DATA SECTION
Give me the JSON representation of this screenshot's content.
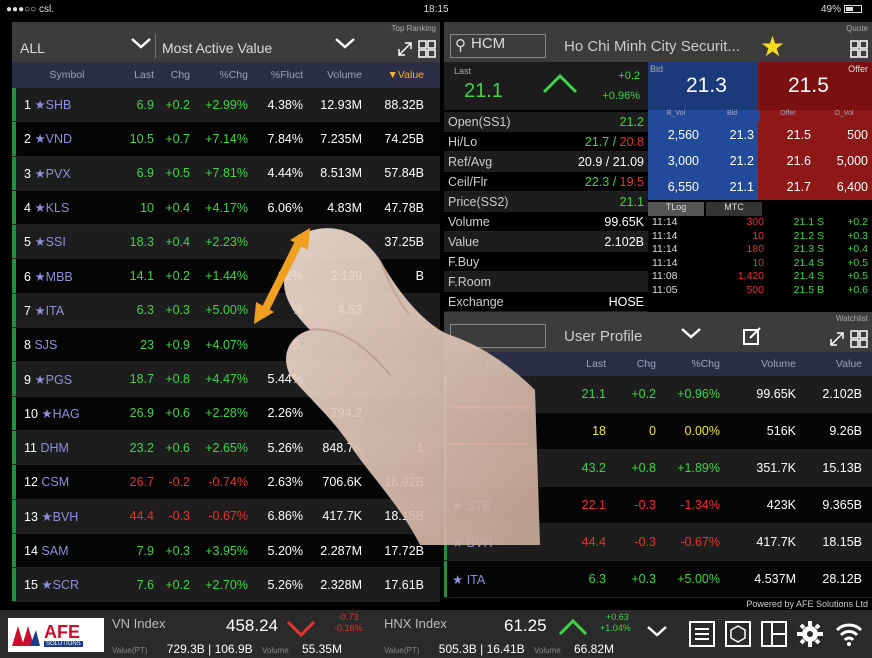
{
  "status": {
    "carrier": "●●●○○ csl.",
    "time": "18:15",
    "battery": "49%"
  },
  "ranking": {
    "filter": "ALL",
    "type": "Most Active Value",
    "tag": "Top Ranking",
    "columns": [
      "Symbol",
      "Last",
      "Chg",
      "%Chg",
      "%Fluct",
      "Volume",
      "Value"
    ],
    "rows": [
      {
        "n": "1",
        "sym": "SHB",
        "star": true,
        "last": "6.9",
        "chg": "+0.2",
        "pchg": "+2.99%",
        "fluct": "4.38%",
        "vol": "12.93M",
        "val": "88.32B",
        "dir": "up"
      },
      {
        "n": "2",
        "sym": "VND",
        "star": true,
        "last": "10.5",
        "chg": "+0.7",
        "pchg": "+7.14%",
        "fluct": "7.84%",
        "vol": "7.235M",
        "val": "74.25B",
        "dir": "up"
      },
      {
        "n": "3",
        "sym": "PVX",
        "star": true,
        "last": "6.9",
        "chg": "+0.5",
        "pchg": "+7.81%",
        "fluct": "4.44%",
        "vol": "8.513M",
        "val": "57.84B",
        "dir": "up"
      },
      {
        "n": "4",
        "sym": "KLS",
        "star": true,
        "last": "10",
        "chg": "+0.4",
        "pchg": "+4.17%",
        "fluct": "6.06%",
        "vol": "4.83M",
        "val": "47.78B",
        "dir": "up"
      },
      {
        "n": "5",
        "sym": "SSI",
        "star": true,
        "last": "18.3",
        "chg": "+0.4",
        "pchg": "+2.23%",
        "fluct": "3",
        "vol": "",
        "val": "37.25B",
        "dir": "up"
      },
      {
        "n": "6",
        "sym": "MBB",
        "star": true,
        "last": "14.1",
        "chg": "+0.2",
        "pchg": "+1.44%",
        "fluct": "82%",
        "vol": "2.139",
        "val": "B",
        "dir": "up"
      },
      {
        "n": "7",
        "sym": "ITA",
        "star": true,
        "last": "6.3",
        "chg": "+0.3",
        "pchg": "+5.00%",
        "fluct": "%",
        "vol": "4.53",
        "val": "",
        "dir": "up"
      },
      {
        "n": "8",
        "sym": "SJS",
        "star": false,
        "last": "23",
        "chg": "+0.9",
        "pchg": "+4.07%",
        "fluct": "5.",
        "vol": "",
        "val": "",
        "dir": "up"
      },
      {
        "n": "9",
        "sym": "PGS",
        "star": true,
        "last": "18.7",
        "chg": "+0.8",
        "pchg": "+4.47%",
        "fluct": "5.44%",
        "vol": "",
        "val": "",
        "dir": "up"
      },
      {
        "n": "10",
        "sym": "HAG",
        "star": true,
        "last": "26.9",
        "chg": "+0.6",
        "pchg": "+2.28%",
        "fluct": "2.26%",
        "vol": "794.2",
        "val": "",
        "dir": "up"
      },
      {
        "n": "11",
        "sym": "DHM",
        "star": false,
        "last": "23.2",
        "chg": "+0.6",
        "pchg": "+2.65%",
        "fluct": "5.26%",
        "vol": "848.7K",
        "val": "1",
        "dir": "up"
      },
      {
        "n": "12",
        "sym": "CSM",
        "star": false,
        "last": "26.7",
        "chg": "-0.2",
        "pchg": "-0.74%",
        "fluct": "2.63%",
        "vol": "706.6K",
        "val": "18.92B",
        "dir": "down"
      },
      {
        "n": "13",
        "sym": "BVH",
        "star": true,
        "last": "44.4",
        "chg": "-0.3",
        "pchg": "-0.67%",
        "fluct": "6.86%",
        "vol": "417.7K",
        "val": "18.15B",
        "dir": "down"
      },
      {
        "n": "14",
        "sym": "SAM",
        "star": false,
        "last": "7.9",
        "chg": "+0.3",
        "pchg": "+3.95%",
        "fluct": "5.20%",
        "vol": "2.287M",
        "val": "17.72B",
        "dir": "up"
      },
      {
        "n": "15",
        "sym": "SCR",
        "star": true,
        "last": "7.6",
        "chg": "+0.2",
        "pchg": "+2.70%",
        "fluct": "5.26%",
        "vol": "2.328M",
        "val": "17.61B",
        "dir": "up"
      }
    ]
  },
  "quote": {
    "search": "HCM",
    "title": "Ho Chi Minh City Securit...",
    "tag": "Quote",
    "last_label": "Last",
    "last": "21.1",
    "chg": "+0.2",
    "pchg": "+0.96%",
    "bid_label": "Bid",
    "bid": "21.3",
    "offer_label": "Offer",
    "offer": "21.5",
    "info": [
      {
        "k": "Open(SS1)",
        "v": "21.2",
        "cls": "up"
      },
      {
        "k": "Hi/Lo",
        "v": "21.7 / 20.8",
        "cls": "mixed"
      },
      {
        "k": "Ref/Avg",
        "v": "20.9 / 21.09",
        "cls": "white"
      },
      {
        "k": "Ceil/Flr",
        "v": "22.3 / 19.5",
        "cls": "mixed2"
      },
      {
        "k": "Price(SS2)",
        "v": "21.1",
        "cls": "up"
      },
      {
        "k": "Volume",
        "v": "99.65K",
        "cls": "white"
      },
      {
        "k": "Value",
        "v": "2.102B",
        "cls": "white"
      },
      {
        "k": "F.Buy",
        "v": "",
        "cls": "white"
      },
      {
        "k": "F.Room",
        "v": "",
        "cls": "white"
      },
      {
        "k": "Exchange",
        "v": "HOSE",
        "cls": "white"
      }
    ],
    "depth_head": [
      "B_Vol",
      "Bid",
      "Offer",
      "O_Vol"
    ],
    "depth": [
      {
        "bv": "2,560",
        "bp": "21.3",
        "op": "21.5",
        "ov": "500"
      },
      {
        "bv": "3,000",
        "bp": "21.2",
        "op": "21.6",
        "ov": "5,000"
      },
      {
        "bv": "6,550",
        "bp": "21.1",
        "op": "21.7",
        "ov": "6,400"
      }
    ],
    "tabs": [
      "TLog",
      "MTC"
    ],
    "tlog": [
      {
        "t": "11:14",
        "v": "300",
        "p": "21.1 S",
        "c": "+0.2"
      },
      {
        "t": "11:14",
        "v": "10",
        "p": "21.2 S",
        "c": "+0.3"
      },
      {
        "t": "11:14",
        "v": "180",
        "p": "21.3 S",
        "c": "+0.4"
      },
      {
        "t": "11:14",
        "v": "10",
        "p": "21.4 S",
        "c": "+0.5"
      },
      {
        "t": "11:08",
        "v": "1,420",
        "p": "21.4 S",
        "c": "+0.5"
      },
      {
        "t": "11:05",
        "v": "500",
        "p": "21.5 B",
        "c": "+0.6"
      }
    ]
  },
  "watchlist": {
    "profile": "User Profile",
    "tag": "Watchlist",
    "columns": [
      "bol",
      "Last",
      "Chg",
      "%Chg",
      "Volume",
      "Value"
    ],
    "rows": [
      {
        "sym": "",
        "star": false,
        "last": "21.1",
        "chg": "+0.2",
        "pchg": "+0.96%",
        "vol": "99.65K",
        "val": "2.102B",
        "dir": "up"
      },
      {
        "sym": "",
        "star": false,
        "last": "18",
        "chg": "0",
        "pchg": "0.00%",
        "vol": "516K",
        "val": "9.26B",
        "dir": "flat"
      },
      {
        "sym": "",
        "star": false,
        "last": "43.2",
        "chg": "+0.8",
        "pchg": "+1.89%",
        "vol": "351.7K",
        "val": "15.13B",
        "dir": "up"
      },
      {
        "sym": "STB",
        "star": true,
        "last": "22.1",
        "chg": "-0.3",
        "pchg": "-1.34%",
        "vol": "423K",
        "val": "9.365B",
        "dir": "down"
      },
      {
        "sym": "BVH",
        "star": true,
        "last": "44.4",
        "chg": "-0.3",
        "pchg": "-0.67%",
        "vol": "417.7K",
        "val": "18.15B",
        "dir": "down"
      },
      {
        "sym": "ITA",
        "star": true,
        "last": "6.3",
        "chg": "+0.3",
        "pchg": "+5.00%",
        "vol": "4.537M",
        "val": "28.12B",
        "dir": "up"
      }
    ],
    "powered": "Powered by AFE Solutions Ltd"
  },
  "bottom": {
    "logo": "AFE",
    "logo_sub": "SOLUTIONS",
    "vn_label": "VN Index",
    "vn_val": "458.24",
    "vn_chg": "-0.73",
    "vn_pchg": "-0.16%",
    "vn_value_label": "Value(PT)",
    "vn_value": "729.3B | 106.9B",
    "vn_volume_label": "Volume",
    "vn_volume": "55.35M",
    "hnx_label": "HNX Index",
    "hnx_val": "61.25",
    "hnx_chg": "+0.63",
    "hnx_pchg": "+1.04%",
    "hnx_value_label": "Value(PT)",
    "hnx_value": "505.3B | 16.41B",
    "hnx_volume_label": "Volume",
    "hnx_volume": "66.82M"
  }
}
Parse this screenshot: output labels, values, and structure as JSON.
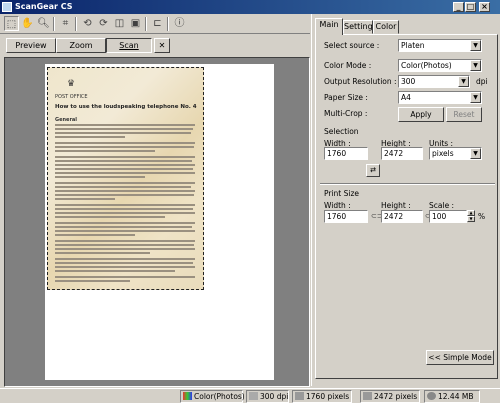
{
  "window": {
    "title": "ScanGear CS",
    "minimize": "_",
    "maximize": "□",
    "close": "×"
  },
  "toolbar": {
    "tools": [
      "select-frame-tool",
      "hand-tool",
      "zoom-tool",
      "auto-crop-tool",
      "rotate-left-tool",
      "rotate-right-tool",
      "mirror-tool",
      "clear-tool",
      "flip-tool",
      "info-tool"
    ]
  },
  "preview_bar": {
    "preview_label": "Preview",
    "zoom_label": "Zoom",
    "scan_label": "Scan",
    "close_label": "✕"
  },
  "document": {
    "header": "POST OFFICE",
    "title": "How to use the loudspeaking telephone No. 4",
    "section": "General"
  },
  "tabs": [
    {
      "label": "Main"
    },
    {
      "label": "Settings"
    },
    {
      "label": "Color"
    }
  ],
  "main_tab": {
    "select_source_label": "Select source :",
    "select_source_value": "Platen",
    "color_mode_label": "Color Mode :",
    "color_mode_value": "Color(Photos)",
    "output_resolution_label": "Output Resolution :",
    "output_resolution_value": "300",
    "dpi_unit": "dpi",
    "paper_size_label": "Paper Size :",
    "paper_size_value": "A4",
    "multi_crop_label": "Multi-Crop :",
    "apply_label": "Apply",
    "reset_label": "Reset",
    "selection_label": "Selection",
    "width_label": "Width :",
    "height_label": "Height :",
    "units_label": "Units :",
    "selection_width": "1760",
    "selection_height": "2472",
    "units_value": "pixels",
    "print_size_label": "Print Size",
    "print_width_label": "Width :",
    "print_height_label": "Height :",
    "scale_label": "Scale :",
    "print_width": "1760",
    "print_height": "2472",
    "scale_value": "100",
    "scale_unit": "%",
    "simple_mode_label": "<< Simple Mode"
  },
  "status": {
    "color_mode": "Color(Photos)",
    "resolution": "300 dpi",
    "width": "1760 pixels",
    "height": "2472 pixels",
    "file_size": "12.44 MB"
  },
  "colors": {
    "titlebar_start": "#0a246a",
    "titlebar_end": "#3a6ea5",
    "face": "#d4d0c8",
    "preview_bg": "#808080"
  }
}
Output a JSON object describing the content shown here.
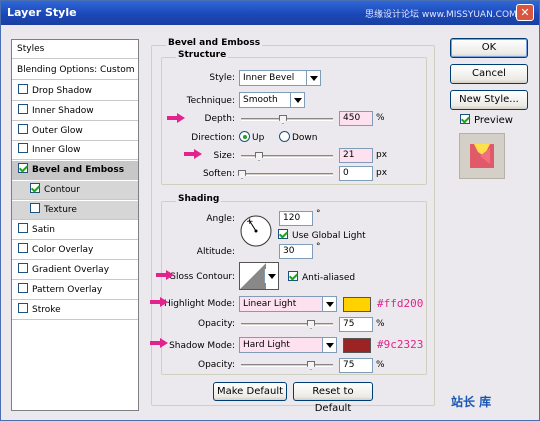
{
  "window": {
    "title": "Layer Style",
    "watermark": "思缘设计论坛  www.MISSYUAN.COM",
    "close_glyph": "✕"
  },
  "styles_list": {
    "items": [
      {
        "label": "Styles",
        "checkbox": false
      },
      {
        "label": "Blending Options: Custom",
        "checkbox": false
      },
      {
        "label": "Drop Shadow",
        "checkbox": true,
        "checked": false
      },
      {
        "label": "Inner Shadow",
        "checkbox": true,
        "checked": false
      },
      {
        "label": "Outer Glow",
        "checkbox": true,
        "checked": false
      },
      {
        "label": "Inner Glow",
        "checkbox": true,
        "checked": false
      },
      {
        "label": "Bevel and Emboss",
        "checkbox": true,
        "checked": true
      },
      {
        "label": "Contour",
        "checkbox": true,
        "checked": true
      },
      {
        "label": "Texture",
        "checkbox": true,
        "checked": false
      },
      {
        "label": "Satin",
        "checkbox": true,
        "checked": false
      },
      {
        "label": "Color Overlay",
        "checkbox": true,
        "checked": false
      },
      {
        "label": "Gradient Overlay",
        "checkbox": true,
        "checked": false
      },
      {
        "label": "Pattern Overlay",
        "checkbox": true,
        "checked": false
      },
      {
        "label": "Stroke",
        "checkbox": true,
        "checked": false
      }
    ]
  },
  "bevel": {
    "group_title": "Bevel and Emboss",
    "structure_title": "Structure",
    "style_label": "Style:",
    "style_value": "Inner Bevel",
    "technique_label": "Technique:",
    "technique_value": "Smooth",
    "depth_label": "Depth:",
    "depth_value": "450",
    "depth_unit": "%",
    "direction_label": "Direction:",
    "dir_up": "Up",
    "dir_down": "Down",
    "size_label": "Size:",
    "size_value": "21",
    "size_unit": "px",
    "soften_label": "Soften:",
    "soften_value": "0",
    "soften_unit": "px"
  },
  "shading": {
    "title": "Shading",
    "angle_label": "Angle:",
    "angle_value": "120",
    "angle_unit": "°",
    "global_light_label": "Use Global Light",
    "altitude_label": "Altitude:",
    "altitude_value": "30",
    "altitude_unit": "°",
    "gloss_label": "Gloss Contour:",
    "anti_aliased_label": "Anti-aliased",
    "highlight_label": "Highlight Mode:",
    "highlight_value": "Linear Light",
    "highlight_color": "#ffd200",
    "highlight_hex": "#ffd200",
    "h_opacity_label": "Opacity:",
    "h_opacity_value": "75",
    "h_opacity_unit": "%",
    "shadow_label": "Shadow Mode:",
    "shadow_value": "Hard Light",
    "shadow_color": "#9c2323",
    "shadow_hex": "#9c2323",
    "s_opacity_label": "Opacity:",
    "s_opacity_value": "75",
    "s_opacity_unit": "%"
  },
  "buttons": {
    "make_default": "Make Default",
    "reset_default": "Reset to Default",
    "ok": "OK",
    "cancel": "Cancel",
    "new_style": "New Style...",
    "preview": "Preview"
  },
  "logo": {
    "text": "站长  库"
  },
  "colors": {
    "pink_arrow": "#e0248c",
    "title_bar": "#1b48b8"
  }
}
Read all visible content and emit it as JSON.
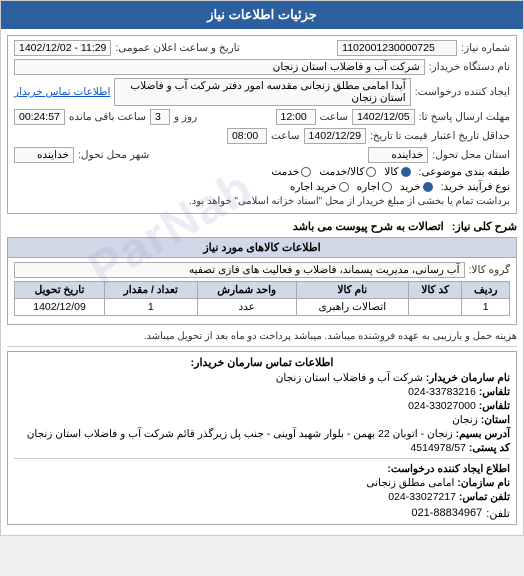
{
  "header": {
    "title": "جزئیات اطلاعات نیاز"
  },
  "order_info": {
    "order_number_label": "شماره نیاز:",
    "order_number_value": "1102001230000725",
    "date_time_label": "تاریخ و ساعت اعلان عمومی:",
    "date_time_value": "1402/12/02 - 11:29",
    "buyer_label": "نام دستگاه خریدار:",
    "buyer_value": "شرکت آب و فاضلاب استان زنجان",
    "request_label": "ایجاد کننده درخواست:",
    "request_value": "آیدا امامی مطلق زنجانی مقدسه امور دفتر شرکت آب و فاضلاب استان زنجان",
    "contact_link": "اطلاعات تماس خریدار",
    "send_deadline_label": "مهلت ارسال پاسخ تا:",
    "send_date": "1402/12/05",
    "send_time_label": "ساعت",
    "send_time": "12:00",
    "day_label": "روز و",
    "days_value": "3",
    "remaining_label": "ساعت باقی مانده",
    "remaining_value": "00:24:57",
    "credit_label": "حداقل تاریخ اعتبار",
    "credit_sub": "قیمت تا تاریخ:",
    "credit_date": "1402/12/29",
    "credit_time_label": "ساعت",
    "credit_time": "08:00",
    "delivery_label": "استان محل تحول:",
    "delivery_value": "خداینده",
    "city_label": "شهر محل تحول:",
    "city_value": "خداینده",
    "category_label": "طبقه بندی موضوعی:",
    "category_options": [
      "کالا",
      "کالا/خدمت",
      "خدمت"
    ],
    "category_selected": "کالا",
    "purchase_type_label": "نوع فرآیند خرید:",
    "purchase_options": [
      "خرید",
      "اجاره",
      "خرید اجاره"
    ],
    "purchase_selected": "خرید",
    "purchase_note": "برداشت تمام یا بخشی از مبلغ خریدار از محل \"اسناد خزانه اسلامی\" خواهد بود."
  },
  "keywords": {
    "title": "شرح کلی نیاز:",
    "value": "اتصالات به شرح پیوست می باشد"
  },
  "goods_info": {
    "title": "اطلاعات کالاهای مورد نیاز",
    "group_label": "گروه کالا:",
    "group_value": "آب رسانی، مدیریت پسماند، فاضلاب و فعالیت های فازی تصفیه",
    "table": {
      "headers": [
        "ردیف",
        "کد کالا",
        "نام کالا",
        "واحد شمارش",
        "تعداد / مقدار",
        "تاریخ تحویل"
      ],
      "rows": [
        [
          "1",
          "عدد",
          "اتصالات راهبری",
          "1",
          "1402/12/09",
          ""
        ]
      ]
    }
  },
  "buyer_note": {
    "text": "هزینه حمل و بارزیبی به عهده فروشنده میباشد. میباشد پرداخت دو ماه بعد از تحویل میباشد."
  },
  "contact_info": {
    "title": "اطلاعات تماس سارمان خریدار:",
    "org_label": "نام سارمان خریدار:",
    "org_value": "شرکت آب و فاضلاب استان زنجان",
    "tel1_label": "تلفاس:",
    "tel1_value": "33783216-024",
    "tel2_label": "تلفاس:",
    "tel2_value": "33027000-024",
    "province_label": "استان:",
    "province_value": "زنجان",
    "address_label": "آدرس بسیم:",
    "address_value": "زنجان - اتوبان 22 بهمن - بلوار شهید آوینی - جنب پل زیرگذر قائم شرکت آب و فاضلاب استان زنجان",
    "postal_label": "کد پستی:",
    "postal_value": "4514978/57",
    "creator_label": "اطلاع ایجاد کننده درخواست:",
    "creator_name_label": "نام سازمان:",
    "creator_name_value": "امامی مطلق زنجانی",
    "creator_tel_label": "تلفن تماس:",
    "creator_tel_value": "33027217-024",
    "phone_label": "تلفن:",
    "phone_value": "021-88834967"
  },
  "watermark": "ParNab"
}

EXERCISE AIM
Go through the data above and find the lines with the word "Reset". Copy each of those lines.

TASK RESPONSE
    "reset_label": "Reset",
    "reset_default": "Reset to Default",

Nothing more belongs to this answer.